╭─ Data shown
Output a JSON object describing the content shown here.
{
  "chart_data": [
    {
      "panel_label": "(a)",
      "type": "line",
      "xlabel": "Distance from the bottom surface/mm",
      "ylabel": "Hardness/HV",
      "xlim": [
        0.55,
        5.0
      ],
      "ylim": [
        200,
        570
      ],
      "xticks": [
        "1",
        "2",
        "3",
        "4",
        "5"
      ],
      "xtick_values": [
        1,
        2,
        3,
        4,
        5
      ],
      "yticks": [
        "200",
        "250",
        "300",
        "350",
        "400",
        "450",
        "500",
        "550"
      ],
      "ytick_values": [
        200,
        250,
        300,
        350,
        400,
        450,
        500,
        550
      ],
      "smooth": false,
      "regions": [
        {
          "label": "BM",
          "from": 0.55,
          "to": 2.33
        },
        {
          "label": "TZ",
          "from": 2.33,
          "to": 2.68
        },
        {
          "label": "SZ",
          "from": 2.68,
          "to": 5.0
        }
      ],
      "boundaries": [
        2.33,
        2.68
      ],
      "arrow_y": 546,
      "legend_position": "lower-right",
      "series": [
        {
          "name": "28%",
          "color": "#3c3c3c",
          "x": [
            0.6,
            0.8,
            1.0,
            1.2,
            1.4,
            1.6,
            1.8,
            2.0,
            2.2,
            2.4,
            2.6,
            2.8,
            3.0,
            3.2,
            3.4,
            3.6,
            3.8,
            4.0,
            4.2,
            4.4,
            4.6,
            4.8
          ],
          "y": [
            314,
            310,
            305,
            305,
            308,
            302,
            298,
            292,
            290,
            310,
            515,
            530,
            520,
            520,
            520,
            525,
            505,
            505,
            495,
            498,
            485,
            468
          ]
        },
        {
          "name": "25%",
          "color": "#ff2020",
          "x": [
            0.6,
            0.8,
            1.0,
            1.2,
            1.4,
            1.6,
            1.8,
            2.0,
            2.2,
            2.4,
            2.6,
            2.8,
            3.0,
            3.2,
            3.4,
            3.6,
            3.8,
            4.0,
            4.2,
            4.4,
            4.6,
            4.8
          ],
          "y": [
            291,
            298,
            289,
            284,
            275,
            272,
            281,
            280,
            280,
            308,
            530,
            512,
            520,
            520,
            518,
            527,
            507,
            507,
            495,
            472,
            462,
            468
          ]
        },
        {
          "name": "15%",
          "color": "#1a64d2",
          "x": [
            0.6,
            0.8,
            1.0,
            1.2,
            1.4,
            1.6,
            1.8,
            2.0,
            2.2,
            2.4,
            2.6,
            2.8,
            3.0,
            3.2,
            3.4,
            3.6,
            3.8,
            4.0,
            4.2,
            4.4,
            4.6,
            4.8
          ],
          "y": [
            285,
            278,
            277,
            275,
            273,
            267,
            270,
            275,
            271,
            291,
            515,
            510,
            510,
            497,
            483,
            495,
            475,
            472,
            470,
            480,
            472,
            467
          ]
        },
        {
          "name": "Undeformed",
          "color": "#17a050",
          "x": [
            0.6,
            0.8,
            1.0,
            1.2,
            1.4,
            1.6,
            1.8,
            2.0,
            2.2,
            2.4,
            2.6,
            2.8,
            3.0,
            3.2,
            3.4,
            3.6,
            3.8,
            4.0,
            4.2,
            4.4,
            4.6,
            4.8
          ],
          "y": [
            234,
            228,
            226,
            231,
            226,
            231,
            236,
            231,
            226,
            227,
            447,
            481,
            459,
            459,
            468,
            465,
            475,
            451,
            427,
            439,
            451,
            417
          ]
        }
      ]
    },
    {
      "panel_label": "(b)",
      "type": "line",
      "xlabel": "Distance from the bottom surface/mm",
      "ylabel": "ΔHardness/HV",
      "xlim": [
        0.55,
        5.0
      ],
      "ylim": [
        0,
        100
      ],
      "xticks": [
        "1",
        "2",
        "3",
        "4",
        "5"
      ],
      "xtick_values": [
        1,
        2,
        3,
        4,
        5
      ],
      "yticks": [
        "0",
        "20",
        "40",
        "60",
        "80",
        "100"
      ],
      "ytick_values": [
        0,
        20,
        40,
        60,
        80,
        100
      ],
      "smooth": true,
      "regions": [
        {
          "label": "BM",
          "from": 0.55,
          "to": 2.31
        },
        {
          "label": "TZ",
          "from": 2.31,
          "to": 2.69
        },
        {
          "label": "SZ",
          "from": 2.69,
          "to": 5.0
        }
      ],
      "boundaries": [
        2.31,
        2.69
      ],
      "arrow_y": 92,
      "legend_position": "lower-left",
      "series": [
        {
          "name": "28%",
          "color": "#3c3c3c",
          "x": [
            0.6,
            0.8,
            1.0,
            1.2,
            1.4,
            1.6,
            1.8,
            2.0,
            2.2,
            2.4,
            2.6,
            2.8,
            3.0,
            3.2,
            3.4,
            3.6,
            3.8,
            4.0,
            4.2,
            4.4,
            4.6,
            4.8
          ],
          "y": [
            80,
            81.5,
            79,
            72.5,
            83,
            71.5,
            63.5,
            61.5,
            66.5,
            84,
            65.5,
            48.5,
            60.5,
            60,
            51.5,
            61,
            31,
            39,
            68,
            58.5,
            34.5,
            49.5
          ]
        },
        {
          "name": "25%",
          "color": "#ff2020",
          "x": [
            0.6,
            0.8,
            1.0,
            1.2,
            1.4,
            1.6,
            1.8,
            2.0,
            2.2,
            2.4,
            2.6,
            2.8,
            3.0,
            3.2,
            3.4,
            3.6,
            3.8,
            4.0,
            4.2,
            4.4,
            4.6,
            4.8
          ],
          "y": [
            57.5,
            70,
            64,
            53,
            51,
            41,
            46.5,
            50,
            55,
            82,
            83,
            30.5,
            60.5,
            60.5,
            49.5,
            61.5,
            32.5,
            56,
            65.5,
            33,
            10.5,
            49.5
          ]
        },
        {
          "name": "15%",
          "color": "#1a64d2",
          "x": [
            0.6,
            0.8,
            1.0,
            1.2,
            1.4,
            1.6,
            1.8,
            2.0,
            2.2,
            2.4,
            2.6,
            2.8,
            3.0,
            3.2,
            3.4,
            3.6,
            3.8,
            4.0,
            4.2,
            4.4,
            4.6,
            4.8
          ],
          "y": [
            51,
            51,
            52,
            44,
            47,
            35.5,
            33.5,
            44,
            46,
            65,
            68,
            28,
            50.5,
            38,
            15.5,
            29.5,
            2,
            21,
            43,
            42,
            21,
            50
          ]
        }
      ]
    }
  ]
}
╰─
▶ [The problem]:
Copy every record above exactly as it appears.

▶ [Exercise answer]:
Output a JSON object describing the content shown here.
{
  "chart_data": [
    {
      "panel_label": "(a)",
      "type": "line",
      "xlabel": "Distance from the bottom surface/mm",
      "ylabel": "Hardness/HV",
      "xlim": [
        0.55,
        5.0
      ],
      "ylim": [
        200,
        570
      ],
      "xticks": [
        "1",
        "2",
        "3",
        "4",
        "5"
      ],
      "xtick_values": [
        1,
        2,
        3,
        4,
        5
      ],
      "yticks": [
        "200",
        "250",
        "300",
        "350",
        "400",
        "450",
        "500",
        "550"
      ],
      "ytick_values": [
        200,
        250,
        300,
        350,
        400,
        450,
        500,
        550
      ],
      "smooth": false,
      "regions": [
        {
          "label": "BM",
          "from": 0.55,
          "to": 2.33
        },
        {
          "label": "TZ",
          "from": 2.33,
          "to": 2.68
        },
        {
          "label": "SZ",
          "from": 2.68,
          "to": 5.0
        }
      ],
      "boundaries": [
        2.33,
        2.68
      ],
      "arrow_y": 546,
      "legend_position": "lower-right",
      "series": [
        {
          "name": "28%",
          "color": "#3c3c3c",
          "x": [
            0.6,
            0.8,
            1.0,
            1.2,
            1.4,
            1.6,
            1.8,
            2.0,
            2.2,
            2.4,
            2.6,
            2.8,
            3.0,
            3.2,
            3.4,
            3.6,
            3.8,
            4.0,
            4.2,
            4.4,
            4.6,
            4.8
          ],
          "y": [
            314,
            310,
            305,
            305,
            308,
            302,
            298,
            292,
            290,
            310,
            515,
            530,
            520,
            520,
            520,
            525,
            505,
            505,
            495,
            498,
            485,
            468
          ]
        },
        {
          "name": "25%",
          "color": "#ff2020",
          "x": [
            0.6,
            0.8,
            1.0,
            1.2,
            1.4,
            1.6,
            1.8,
            2.0,
            2.2,
            2.4,
            2.6,
            2.8,
            3.0,
            3.2,
            3.4,
            3.6,
            3.8,
            4.0,
            4.2,
            4.4,
            4.6,
            4.8
          ],
          "y": [
            291,
            298,
            289,
            284,
            275,
            272,
            281,
            280,
            280,
            308,
            530,
            512,
            520,
            520,
            518,
            527,
            507,
            507,
            495,
            472,
            462,
            468
          ]
        },
        {
          "name": "15%",
          "color": "#1a64d2",
          "x": [
            0.6,
            0.8,
            1.0,
            1.2,
            1.4,
            1.6,
            1.8,
            2.0,
            2.2,
            2.4,
            2.6,
            2.8,
            3.0,
            3.2,
            3.4,
            3.6,
            3.8,
            4.0,
            4.2,
            4.4,
            4.6,
            4.8
          ],
          "y": [
            285,
            278,
            277,
            275,
            273,
            267,
            270,
            275,
            271,
            291,
            515,
            510,
            510,
            497,
            483,
            495,
            475,
            472,
            470,
            480,
            472,
            467
          ]
        },
        {
          "name": "Undeformed",
          "color": "#17a050",
          "x": [
            0.6,
            0.8,
            1.0,
            1.2,
            1.4,
            1.6,
            1.8,
            2.0,
            2.2,
            2.4,
            2.6,
            2.8,
            3.0,
            3.2,
            3.4,
            3.6,
            3.8,
            4.0,
            4.2,
            4.4,
            4.6,
            4.8
          ],
          "y": [
            234,
            228,
            226,
            231,
            226,
            231,
            236,
            231,
            226,
            227,
            447,
            481,
            459,
            459,
            468,
            465,
            475,
            451,
            427,
            439,
            451,
            417
          ]
        }
      ]
    },
    {
      "panel_label": "(b)",
      "type": "line",
      "xlabel": "Distance from the bottom surface/mm",
      "ylabel": "ΔHardness/HV",
      "xlim": [
        0.55,
        5.0
      ],
      "ylim": [
        0,
        100
      ],
      "xticks": [
        "1",
        "2",
        "3",
        "4",
        "5"
      ],
      "xtick_values": [
        1,
        2,
        3,
        4,
        5
      ],
      "yticks": [
        "0",
        "20",
        "40",
        "60",
        "80",
        "100"
      ],
      "ytick_values": [
        0,
        20,
        40,
        60,
        80,
        100
      ],
      "smooth": true,
      "regions": [
        {
          "label": "BM",
          "from": 0.55,
          "to": 2.31
        },
        {
          "label": "TZ",
          "from": 2.31,
          "to": 2.69
        },
        {
          "label": "SZ",
          "from": 2.69,
          "to": 5.0
        }
      ],
      "boundaries": [
        2.31,
        2.69
      ],
      "arrow_y": 92,
      "legend_position": "lower-left",
      "series": [
        {
          "name": "28%",
          "color": "#3c3c3c",
          "x": [
            0.6,
            0.8,
            1.0,
            1.2,
            1.4,
            1.6,
            1.8,
            2.0,
            2.2,
            2.4,
            2.6,
            2.8,
            3.0,
            3.2,
            3.4,
            3.6,
            3.8,
            4.0,
            4.2,
            4.4,
            4.6,
            4.8
          ],
          "y": [
            80,
            81.5,
            79,
            72.5,
            83,
            71.5,
            63.5,
            61.5,
            66.5,
            84,
            65.5,
            48.5,
            60.5,
            60,
            51.5,
            61,
            31,
            39,
            68,
            58.5,
            34.5,
            49.5
          ]
        },
        {
          "name": "25%",
          "color": "#ff2020",
          "x": [
            0.6,
            0.8,
            1.0,
            1.2,
            1.4,
            1.6,
            1.8,
            2.0,
            2.2,
            2.4,
            2.6,
            2.8,
            3.0,
            3.2,
            3.4,
            3.6,
            3.8,
            4.0,
            4.2,
            4.4,
            4.6,
            4.8
          ],
          "y": [
            57.5,
            70,
            64,
            53,
            51,
            41,
            46.5,
            50,
            55,
            82,
            83,
            30.5,
            60.5,
            60.5,
            49.5,
            61.5,
            32.5,
            56,
            65.5,
            33,
            10.5,
            49.5
          ]
        },
        {
          "name": "15%",
          "color": "#1a64d2",
          "x": [
            0.6,
            0.8,
            1.0,
            1.2,
            1.4,
            1.6,
            1.8,
            2.0,
            2.2,
            2.4,
            2.6,
            2.8,
            3.0,
            3.2,
            3.4,
            3.6,
            3.8,
            4.0,
            4.2,
            4.4,
            4.6,
            4.8
          ],
          "y": [
            51,
            51,
            52,
            44,
            47,
            35.5,
            33.5,
            44,
            46,
            65,
            68,
            28,
            50.5,
            38,
            15.5,
            29.5,
            2,
            21,
            43,
            42,
            21,
            50
          ]
        }
      ]
    }
  ]
}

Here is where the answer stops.